» **PROVIDED ENTRIES**

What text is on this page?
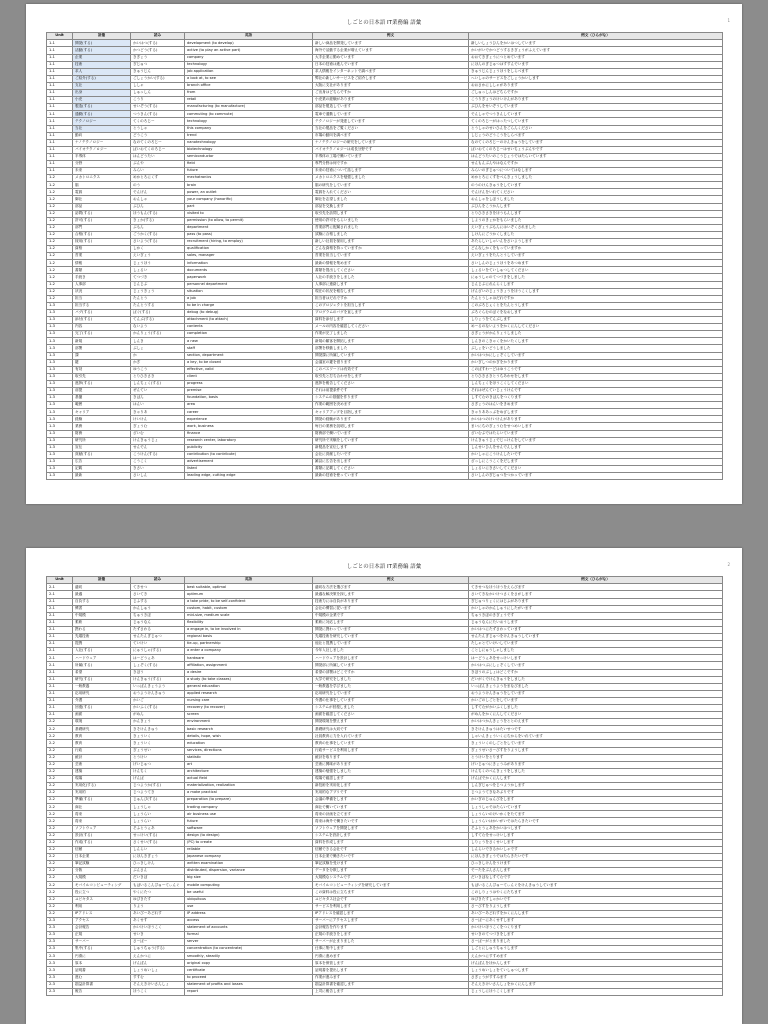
しごとの日本語 IT業務編 語彙	1
Unit	語彙	読み	英語	例文	例文（ひらがな）
1-1	開発(する)	かいはつ(する)	development (to develop)	新しい商品を開発しています	新しいしょうひんをかいはつしています
1-1	活動(する)	かつどう(する)	active (to play an active part)	海外で活動する企業が増えています	かいがいでかつどうするきぎょうがふえています
1-1	企業	きぎょう	company	大手企業に勤めています	おおてきぎょうにつとめています
1-1	技術	ぎじゅつ	technology	日本の技術は進んでいます	にほんのぎじゅつはすすんでいます
1-1	求人	きゅうじん	job application	求人情報をインターネットで調べます	きゅうじんじょうほうをしらべます
1-1	ご紹介(する)	ごしょうかい(する)	a look at, to see	弊社の新しいサービスをご紹介します	へいしゃのサービスをごしょうかいします
1-1	支社	ししゃ	branch office	大阪に支社があります	おおさかにししゃがあります
1-1	出身	しゅっしん	from	ご出身はどちらですか	ごしゅっしんはどちらですか
1-1	小売	こうり	retail	小売業の経験があります	こうりぎょうのけいけんがあります
1-1	製造(する)	せいぞう(する)	manufacturing (to manufacture)	部品を製造しています	ぶひんをせいぞうしています
1-1	通勤(する)	つうきん(する)	commuting (to commute)	電車で通勤しています	でんしゃでつうきんしています
1-1	テクノロジー	てくのろじー	technology	テクノロジーが発達しています	てくのろじーがはったつしています
1-1	当社	とうしゃ	this company	当社の製品をご覧ください	とうしゃのせいひんをごらんください
1-1	動向	どうこう	trend	市場の動向を調べます	しじょうのどうこうをしらべます
1-1	ナノテクノロジー	なのてくのろじー	nanotechnology	ナノテクノロジーの研究をしています	なのてくのろじーのけんきゅうをしています
1-1	バイオテクノロジー	ばいおてくのろじー	biotechnology	バイオテクノロジーは成長分野です	ばいおてくのろじーはせいちょうぶんやです
1-1	半導体	はんどうたい	semiconductor	半導体の工場で働いています	はんどうたいのこうじょうではたらいています
1-1	分野	ぶんや	field	専門分野は何ですか	せんもんぶんやはなんですか
1-1	未来	みらい	future	未来の技術について話します	みらいのぎじゅつについてはなします
1-2	メカトロニクス	めかとろにくす	mechatronics	メカトロニクスを勉強しました	めかとろにくすをべんきょうしました
1-2	脳	のう	brain	脳の研究をしています	のうのけんきゅうをしています
1-2	電源	でんげん	power, an outlet	電源を入れてください	でんげんをいれてください
1-2	御社	おんしゃ	your company (honorific)	御社を志望しました	おんしゃをしぼうしました
1-2	部品	ぶひん	part	部品を交換します	ぶひんをこうかんします
1-2	訪問(する)	ほうもん(する)	visited to	取引先を訪問します	とりひきさきをほうもんします
1-2	許可(する)	きょか(する)	permission (to allow, to permit)	使用の許可をもらいました	しようのきょかをもらいました
1-2	部門	ぶもん	department	営業部門に配属されました	えいぎょうぶもんにはいぞくされました
1-2	合格(する)	ごうかく(する)	pass (to pass)	試験に合格しました	しけんにごうかくしました
1-2	採用(する)	さいよう(する)	recruitment (hiring, to employ)	新しい社員を採用します	あたらしいしゃいんをさいようします
1-2	資格	しかく	qualification	どんな資格を持っていますか	どんなしかくをもっていますか
1-2	営業	えいぎょう	sales, manager	営業を担当しています	えいぎょうをたんとうしています
1-2	情報	じょうほう	information	最新の情報を集めます	さいしんのじょうほうをあつめます
1-2	書類	しょるい	documents	書類を提出してください	しょるいをていしゅつしてください
1-2	手続き	てつづき	paperwork	入社の手続きをしました	にゅうしゃのてつづきをしました
1-2	人事部	じんじぶ	personnel department	人事部に連絡します	じんじぶにれんらくします
1-2	状況	じょうきょう	situation	現在の状況を報告します	げんざいのじょうきょうをほうこくします
1-2	担当	たんとう	a job	担当者はだれですか	たんとうしゃはだれですか
1-3	担当する	たんとうする	to be in charge	このプロジェクトを担当します	このぷろじぇくとをたんとうします
1-3	バグ(する)	ばぐ(する)	debug (to debug)	プログラムのバグを直します	ぷろぐらむのばぐをなおします
1-3	添付(する)	てんぷ(する)	attachment (to attach)	資料を添付します	しりょうをてんぷします
1-3	内容	ないよう	contents	メールの内容を確認してください	めーるのないようをかくにんしてください
1-3	完了(する)	かんりょう(する)	completion	作業が完了しました	さぎょうがかんりょうしました
1-3	新規	しんき	a new	新規の顧客を開拓します	しんきのこきゃくをかいたくします
1-3	部署	ぶしょ	staff	部署を移動しました	ぶしょをいどうしました
1-3	課	か	section, department	開発課に所属しています	かいはつかにしょぞくしています
1-3	鍵	かぎ	a key, to be closed	会議室の鍵を借ります	かいぎしつのかぎをかります
1-3	有効	ゆうこう	effective, valid	このパスワードは有効です	このぱすわーどはゆうこうです
1-3	取引先	とりひきさき	client	取引先と打ち合わせをします	とりひきさきとうちあわせをします
1-3	進捗(する)	しんちょく(する)	progress	進捗を報告してください	しんちょくをほうこくしてください
1-3	前提	ぜんてい	premise	それは前提条件です	それはぜんていじょうけんです
1-3	基盤	きばん	foundation, basis	システムの基盤を作ります	しすてむのきばんをつくります
1-3	範囲	はんい	area	作業の範囲を決めます	さぎょうのはんいをきめます
1-3	キャリア	きゃりあ	career	キャリアアップを目指します	きゃりああっぷをめざします
1-3	経験	けいけん	experience	開発の経験があります	かいはつのけいけんがあります
1-3	業務	ぎょうむ	work, business	毎日の業務を説明します	まいにちのぎょうむをせつめいします
1-3	財務	ざいむ	finance	財務部で働いています	ざいむぶではたらいています
1-3	研究所	けんきゅうじょ	research center, laboratory	研究所で実験をしています	けんきゅうじょでじっけんをしています
1-3	宣伝	せんでん	publicity	新製品を宣伝します	しんせいひんをせんでんします
1-3	貢献(する)	こうけん(する)	contribution (to contribute)	会社に貢献したいです	かいしゃにこうけんしたいです
1-3	広告	こうこく	advertisement	雑誌に広告を出します	ざっしにこうこくをだします
1-3	記載	きさい	listed	書類に記載してください	しょるいにきさいしてください
1-3	最新	さいしん	leading edge, cutting edge	最新の技術を使っています	さいしんのぎじゅつをつかっています
しごとの日本語 IT業務編 語彙	2
Unit	語彙	読み	英語	例文	例文（ひらがな）
2-1	適切	てきせつ	best suitable, optimal	適切な方法を選びます	てきせつなほうほうをえらびます
2-1	最適	さいてき	optimum	最適な解決策を探します	さいてきなかいけつさくをさがします
2-1	自負する	じふする	a take pride, to be self-confident	技術力には自負があります	ぎじゅつりょくにはじふがあります
2-1	慣習	かんしゅう	custom, habit, custom	会社の慣習に従います	かいしゃのかんしゅうにしたがいます
2-1	中規模	ちゅうきぼ	mid-size, medium scale	中規模の企業です	ちゅうきぼのきぎょうです
2-1	柔軟	じゅうなん	flexibility	柔軟に対応します	じゅうなんにたいおうします
2-1	携わる	たずさわる	a engage in, to be involved in	開発に携わっています	かいはつにたずさわっています
2-1	先端技術	せんたんぎじゅつ	regional basis	先端技術を研究しています	せんたんぎじゅつをけんきゅうしています
2-1	提携	ていけい	tie-up, partnership	他社と提携しています	たしゃとていけいしています
2-1	入社(する)	にゅうしゃ(する)	a enter a company	今年入社しました	ことしにゅうしゃしました
2-1	ハードウェア	はーどうぇあ	hardware	ハードウェアを設計します	はーどうぇあをせっけいします
2-1	所属(する)	しょぞく(する)	affiliation, assignment	開発部に所属しています	かいはつぶにしょぞくしています
2-1	希望	きぼう	a desire	希望の部署はどこですか	きぼうのぶしょはどこですか
2-1	研究(する)	けんきゅう(する)	a study (to take classes)	大学で研究をしました	だいがくでけんきゅうをしました
2-1	一般教養	いっぱんきょうよう	general education	一般教養を学びました	いっぱんきょうようをまなびました
2-1	応用研究	おうようけんきゅう	applied research	応用研究をしています	おうようけんきゅうをしています
2-1	介護	かいご	nursing care	介護の仕事をしています	かいごのしごとをしています
2-1	回復(する)	かいふく(する)	recovery (to recover)	システムが回復しました	しすてむがかいふくしました
2-1	画面	がめん	screen	画面を確認してください	がめんをかくにんしてください
2-2	環境	かんきょう	environment	開発環境を整えます	かいはつかんきょうをととのえます
2-2	基礎研究	きそけんきゅう	basic research	基礎研究は大切です	きそけんきゅうはたいせつです
2-2	教育	きょういく	details, hope, wish	社員教育に力を入れています	しゃいんきょういくにちからをいれています
2-2	教育	きょういく	education	教育の仕事をしています	きょういくのしごとをしています
2-2	行政	ぎょうせい	services, directions	行政サービスを利用します	ぎょうせいさーびすをりようします
2-2	統計	とうけい	statistic	統計を取ります	とうけいをとります
2-2	芸術	げいじゅつ	art	芸術に興味があります	げいじゅつにきょうみがあります
2-2	建築	けんちく	architecture	建築の勉強をしました	けんちくのべんきょうをしました
2-2	現場	げんば	actual field	現場で確認します	げんばでかくにんします
2-2	実用化(する)	じつようか(する)	materialization, realization	新技術を実用化します	しんぎじゅつをじつようかします
2-2	実用的	じつようてき	a make practical	実用的なアプリです	じつようてきなあぷりです
2-2	準備(する)	じゅんび(する)	preparation (to prepare)	会議の準備をします	かいぎのじゅんびをします
2-2	商社	しょうしゃ	trading company	商社で働いています	しょうしゃではたらいています
2-2	将来	しょうらい	air business use	将来の計画を立てます	しょうらいのけいかくをたてます
2-2	将来	しょうらい	future	将来は海外で働きたいです	しょうらいはかいがいではたらきたいです
2-2	ソフトウェア	そふとうぇあ	software	ソフトウェアを開発します	そふとうぇあをかいはつします
2-2	設計(する)	せっけい(する)	design (to design)	システムを設計します	しすてむをせっけいします
2-2	作成(する)	さくせい(する)	(PC) to create	資料を作成します	しりょうをさくせいします
2-2	信頼	しんらい	reliable	信頼できる会社です	しんらいできるかいしゃです
2-2	日本企業	にほんきぎょう	Japanese company	日本企業で働きたいです	にほんきぎょうではたらきたいです
2-2	筆記試験	ひっきしけん	written examination	筆記試験を受けます	ひっきしけんをうけます
2-2	分散	ぶんさん	distributed, dispersion, variance	データを分散します	でーたをぶんさんします
2-2	大規模	だいきぼ	big size	大規模なシステムです	だいきぼなしすてむです
2-2	モバイルコンピューティング	もばいるこんぴゅーてぃんぐ	mobile computing	モバイルコンピューティングを研究しています	もばいるこんぴゅーてぃんぐをけんきゅうしています
2-2	役に立つ	やくにたつ	be useful	この資料は役に立ちます	このしりょうはやくにたちます
2-2	ユビキタス	ゆびきたす	ubiquitous	ユビキタス社会です	ゆびきたすしゃかいです
2-2	利用	りよう	use	サービスを利用します	さーびすをりようします
2-2	IPアドレス	あいぴーあどれす	IP address	IPアドレスを確認します	あいぴーあどれすをかくにんします
2-3	アクセス	あくせす	access	サーバーにアクセスします	さーばーにあくせすします
2-3	会計報告	かいけいほうこく	statement of accounts	会計報告を作ります	かいけいほうこくをつくります
2-3	正規	せいき	formal	正規の手続きをします	せいきのてつづきをします
2-3	サーバー	さーばー	server	サーバーが止まりました	さーばーがとまりました
2-3	集中(する)	しゅうちゅう(する)	concentration (to concentrate)	仕事に集中します	しごとにしゅうちゅうします
2-3	円滑に	えんかつに	smoothly, steadily	円滑に進めます	えんかつにすすめます
2-3	原本	げんぽん	original copy	原本を保管します	げんぽんをほかんします
2-3	証明書	しょうめいしょ	certificate	証明書を提出します	しょうめいしょをていしゅつします
2-3	進む	すすむ	to proceed	作業が進みます	さぎょうがすすみます
2-3	損益計算書	そんえきけいさんしょ	statement of profits and losses	損益計算書を確認します	そんえきけいさんしょをかくにんします
2-3	報告	ほうこく	report	上司に報告します	じょうしにほうこくします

» **GIVEN REQUEST**
Your answer should be a single number: the count of lines that contain "department".

» **SOLUTION TO THE PROBLEM**
3